▸ **INSTRUCTIONS FOR THE TASK**: Work out how many lines in the data hold the word "JSON", and reply with that number only.

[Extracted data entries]
>> Begin

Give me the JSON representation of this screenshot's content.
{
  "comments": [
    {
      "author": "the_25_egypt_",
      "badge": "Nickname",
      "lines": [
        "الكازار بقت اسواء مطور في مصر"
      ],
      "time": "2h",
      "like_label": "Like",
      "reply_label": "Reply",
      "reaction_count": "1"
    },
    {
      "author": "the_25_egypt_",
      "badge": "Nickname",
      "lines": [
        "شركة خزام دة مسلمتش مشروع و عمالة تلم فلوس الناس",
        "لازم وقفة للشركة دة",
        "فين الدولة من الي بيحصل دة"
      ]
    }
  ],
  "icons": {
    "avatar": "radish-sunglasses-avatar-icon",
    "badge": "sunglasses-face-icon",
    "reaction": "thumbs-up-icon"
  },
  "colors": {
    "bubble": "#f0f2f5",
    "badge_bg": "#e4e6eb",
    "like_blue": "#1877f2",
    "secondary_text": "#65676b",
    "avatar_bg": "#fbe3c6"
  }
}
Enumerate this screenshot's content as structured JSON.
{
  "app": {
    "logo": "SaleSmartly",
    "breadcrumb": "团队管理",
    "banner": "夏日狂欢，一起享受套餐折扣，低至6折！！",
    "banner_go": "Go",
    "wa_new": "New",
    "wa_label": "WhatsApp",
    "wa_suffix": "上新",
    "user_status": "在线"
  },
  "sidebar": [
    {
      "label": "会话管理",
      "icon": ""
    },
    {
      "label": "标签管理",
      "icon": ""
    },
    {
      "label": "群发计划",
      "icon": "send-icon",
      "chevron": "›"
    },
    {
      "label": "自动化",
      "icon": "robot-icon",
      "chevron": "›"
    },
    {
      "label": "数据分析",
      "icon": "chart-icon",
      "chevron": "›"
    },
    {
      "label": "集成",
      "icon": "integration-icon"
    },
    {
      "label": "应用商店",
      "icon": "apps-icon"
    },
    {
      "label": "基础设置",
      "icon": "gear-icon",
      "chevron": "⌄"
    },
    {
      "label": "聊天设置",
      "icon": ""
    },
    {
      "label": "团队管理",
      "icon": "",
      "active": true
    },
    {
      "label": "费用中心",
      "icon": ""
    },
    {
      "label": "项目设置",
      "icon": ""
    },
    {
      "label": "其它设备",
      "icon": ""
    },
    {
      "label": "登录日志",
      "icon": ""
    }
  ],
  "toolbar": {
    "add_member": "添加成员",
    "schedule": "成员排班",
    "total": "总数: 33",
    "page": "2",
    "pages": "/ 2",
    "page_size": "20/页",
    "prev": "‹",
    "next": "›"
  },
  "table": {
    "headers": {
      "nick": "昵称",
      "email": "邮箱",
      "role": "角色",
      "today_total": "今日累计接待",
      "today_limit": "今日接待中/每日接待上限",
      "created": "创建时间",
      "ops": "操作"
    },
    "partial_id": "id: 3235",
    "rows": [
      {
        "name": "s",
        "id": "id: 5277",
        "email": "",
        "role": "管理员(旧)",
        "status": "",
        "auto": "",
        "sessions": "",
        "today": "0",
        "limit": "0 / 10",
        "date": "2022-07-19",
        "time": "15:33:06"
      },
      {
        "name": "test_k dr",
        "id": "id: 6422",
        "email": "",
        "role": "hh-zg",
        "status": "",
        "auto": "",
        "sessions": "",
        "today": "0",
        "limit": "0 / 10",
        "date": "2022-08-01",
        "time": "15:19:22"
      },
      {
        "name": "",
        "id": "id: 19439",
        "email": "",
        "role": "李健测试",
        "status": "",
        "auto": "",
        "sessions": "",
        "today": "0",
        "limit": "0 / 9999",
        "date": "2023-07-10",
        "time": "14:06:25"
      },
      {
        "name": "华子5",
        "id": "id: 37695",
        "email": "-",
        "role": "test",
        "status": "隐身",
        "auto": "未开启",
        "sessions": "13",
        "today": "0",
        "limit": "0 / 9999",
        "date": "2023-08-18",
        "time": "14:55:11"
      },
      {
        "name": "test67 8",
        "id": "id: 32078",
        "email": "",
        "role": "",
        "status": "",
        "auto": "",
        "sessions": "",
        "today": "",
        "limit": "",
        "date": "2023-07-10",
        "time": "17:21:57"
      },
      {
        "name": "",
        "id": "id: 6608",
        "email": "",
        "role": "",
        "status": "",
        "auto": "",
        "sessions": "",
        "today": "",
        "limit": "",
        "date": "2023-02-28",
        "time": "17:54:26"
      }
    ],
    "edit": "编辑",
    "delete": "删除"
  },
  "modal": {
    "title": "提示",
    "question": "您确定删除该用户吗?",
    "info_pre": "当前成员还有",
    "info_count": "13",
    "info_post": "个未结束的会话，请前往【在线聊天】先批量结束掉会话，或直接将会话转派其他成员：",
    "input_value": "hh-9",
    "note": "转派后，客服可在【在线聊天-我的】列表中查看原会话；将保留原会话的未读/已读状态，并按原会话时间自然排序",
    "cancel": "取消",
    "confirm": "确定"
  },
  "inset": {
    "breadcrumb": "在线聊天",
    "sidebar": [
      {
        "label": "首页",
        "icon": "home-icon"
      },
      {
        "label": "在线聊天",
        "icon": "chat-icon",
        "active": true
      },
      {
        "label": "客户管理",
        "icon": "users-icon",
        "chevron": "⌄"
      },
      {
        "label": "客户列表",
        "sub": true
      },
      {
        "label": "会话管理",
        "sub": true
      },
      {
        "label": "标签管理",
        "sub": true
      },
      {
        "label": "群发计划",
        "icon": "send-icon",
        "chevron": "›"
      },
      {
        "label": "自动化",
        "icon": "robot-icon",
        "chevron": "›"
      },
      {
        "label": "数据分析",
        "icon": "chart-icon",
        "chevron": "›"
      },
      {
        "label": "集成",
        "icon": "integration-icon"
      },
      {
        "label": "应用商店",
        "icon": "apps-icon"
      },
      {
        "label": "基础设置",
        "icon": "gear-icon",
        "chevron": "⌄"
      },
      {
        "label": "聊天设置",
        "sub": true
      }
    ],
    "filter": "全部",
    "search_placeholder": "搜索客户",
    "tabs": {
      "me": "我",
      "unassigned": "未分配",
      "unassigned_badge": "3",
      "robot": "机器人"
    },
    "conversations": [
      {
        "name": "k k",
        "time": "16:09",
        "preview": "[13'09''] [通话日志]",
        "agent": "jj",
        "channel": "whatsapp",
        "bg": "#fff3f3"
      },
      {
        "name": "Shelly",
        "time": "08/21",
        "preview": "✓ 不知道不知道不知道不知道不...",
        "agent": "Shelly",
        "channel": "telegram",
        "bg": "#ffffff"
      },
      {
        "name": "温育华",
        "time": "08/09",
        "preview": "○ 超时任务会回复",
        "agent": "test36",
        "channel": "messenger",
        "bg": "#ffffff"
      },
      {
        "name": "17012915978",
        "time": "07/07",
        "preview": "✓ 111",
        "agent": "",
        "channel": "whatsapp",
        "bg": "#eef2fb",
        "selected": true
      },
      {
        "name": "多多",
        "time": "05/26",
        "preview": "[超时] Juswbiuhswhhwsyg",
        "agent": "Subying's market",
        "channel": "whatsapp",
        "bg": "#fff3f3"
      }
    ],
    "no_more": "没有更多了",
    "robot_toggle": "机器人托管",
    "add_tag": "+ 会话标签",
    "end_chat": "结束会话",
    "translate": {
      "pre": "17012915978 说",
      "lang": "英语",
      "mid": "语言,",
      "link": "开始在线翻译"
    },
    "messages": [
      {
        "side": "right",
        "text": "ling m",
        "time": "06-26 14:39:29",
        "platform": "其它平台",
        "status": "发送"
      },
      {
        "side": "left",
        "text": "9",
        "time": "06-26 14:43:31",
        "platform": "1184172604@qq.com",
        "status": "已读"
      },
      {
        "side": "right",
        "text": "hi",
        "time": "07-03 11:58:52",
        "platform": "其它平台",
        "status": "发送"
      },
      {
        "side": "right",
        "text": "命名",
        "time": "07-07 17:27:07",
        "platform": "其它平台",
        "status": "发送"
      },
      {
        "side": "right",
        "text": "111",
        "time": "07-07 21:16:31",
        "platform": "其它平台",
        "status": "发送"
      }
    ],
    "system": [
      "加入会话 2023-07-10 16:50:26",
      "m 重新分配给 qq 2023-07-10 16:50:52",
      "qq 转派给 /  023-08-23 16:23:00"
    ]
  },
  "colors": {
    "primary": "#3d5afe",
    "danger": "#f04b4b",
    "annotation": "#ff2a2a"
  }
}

>> End

▸ **EXERCISE RESPONSE**: 2